> [What the task requires]: Report how many lines hold the word "publisher"; give nothing but the number.

> [Stored records]:
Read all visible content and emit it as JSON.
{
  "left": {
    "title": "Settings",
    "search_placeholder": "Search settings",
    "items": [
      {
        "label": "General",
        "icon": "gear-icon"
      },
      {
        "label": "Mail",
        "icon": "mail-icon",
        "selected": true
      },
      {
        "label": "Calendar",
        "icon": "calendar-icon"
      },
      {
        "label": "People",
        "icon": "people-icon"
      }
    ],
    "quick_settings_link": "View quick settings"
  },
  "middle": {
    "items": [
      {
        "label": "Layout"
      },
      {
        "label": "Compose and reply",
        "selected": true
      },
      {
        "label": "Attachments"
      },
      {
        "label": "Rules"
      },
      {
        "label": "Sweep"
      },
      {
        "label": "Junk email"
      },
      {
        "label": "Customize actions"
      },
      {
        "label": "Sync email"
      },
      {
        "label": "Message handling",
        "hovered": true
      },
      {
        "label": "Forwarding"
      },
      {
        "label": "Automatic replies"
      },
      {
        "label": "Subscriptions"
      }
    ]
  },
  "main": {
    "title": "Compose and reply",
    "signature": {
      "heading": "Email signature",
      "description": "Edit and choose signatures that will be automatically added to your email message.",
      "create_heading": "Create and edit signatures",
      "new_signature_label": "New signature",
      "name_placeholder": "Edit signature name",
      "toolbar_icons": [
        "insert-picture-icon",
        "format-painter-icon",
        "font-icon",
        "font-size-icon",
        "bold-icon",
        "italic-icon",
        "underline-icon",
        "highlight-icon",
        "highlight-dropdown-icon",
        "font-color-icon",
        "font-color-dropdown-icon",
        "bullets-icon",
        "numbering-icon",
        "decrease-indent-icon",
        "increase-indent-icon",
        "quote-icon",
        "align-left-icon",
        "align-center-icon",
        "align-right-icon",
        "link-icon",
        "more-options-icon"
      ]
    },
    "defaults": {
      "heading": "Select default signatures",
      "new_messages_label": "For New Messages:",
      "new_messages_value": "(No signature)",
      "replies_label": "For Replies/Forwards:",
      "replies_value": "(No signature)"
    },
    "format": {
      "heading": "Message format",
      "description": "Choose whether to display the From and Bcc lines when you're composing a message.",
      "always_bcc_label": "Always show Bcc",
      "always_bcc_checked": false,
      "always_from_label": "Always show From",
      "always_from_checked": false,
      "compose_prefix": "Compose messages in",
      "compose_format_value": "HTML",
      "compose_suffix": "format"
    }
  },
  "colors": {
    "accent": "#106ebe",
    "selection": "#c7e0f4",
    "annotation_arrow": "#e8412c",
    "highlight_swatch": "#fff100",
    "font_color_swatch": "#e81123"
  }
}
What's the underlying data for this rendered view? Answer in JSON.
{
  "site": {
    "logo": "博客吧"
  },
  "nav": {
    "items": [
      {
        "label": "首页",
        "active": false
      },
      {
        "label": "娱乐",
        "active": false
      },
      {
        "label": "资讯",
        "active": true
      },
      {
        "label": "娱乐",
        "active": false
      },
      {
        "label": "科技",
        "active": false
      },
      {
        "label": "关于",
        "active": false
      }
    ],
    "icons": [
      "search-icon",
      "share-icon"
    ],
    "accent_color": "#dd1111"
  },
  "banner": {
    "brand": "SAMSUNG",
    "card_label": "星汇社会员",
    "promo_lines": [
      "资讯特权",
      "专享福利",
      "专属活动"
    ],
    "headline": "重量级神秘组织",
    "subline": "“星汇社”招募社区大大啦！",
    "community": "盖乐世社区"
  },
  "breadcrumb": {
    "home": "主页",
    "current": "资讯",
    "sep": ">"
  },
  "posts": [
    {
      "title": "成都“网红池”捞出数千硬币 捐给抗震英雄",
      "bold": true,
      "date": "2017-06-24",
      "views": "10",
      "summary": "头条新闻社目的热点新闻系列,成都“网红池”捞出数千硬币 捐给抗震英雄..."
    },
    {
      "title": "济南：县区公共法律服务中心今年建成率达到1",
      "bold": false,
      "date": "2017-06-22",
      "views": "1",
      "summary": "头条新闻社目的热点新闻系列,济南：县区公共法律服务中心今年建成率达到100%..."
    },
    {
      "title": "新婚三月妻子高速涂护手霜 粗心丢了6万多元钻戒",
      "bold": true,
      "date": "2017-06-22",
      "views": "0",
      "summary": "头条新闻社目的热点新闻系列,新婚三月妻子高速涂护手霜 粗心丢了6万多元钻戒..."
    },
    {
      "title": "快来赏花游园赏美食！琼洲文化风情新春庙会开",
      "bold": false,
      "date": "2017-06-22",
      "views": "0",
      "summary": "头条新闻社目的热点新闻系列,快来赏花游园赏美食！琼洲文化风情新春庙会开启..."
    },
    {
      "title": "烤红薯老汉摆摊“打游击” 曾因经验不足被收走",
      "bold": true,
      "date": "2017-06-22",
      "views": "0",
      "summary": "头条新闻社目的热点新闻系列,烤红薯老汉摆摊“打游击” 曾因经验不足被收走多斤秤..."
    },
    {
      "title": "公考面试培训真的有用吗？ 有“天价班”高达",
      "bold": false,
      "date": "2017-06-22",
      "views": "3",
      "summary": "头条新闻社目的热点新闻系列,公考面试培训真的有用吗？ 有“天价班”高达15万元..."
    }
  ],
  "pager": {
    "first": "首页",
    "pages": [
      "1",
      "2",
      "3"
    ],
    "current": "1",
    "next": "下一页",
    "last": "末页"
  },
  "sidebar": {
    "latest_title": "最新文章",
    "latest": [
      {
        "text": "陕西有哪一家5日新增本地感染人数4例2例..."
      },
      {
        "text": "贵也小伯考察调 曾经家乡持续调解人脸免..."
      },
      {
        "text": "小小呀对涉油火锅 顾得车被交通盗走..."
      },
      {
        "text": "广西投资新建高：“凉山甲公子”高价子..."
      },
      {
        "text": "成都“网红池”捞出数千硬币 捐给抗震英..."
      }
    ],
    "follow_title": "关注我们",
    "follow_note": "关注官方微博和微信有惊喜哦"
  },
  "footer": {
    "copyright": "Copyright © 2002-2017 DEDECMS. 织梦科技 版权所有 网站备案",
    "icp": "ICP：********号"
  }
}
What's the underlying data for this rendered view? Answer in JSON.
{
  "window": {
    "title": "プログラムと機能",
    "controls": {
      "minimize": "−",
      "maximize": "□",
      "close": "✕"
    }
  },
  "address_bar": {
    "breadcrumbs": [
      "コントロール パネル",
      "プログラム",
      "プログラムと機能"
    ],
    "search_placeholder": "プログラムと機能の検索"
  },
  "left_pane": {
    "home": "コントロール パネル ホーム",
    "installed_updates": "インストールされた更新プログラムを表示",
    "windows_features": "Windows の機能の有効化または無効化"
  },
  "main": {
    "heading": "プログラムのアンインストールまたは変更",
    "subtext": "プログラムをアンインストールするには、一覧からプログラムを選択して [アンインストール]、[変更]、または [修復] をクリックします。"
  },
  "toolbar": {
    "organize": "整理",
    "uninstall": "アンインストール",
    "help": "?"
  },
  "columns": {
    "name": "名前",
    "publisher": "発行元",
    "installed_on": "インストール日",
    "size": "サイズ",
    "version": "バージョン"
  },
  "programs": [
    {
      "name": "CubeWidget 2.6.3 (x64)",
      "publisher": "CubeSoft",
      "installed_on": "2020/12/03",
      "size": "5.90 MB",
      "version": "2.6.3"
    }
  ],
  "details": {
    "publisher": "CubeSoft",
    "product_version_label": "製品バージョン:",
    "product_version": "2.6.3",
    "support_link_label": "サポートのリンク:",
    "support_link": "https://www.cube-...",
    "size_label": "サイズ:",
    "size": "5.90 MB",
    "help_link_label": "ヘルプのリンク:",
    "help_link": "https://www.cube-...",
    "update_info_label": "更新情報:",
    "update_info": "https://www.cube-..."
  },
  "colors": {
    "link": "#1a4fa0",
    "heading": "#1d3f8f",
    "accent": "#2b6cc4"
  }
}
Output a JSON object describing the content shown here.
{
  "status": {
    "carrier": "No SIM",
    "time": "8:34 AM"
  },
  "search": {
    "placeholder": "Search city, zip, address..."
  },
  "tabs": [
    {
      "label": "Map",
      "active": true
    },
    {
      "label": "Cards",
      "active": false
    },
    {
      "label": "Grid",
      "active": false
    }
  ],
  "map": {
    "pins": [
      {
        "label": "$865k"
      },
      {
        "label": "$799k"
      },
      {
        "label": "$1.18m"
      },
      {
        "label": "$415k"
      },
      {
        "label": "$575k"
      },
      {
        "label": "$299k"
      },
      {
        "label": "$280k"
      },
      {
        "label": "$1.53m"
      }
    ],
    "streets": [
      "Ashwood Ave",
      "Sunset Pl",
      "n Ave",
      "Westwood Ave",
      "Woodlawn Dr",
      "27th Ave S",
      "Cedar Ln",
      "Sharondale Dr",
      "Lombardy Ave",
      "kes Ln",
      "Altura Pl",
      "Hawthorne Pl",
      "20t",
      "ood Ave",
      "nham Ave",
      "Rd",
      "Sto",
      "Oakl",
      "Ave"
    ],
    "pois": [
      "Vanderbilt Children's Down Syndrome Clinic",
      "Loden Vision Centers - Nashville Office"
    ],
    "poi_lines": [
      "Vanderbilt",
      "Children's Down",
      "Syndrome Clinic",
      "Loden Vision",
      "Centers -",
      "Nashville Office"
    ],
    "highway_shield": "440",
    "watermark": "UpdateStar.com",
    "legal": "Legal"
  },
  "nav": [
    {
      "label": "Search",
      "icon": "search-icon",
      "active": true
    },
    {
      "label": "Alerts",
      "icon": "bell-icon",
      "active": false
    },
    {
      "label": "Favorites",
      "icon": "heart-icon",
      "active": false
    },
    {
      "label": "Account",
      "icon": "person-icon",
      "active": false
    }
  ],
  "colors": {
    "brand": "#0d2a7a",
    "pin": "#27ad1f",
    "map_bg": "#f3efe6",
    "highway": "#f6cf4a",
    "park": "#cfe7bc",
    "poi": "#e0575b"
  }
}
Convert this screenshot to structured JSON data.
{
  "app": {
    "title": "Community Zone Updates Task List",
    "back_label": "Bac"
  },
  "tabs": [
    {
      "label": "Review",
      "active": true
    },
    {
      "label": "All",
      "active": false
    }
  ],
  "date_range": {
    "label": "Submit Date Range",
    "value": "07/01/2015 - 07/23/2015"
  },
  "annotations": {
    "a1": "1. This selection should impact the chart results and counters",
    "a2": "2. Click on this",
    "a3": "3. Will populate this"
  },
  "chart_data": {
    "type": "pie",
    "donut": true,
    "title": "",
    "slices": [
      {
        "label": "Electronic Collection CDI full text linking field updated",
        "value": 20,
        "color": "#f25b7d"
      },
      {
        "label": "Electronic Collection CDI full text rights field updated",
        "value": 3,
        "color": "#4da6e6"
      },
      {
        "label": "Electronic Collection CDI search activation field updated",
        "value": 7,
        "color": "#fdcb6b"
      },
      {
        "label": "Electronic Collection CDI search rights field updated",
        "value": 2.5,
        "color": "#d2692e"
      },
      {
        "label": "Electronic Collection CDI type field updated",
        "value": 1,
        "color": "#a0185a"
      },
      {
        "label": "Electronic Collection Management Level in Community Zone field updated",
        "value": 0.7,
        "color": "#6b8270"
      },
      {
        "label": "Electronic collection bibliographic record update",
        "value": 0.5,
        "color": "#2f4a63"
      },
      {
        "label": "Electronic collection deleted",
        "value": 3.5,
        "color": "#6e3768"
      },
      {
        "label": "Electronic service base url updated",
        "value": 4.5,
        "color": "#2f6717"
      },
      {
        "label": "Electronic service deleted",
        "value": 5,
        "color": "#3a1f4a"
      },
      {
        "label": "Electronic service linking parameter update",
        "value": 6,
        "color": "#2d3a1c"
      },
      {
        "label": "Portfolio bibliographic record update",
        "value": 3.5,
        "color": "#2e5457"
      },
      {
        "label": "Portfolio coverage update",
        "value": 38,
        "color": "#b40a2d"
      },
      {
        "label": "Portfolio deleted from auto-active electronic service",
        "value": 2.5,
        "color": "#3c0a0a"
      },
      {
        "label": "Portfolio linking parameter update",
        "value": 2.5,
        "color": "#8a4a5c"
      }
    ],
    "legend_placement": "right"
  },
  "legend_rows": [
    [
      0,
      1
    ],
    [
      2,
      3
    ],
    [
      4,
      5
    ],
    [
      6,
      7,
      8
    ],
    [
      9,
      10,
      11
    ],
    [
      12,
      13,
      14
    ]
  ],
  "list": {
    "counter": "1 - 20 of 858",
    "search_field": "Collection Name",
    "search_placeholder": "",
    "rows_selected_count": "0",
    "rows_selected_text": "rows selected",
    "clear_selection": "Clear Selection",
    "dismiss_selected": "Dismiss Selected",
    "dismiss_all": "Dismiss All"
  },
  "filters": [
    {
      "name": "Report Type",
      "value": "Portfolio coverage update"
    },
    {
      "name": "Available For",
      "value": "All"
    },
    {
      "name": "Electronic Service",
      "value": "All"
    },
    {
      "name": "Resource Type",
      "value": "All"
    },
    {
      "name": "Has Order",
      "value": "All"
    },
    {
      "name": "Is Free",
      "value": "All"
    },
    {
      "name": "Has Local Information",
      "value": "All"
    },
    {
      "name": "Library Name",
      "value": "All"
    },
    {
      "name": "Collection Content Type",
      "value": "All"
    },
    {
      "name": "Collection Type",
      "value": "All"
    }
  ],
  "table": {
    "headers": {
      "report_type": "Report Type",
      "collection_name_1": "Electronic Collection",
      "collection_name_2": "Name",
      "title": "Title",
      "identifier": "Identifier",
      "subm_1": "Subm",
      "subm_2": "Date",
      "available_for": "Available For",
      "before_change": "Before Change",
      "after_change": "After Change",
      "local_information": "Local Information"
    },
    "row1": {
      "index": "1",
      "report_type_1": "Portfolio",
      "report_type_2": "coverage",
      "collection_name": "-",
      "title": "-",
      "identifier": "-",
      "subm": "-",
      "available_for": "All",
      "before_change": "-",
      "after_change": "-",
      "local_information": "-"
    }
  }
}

> [Output of the task]: 3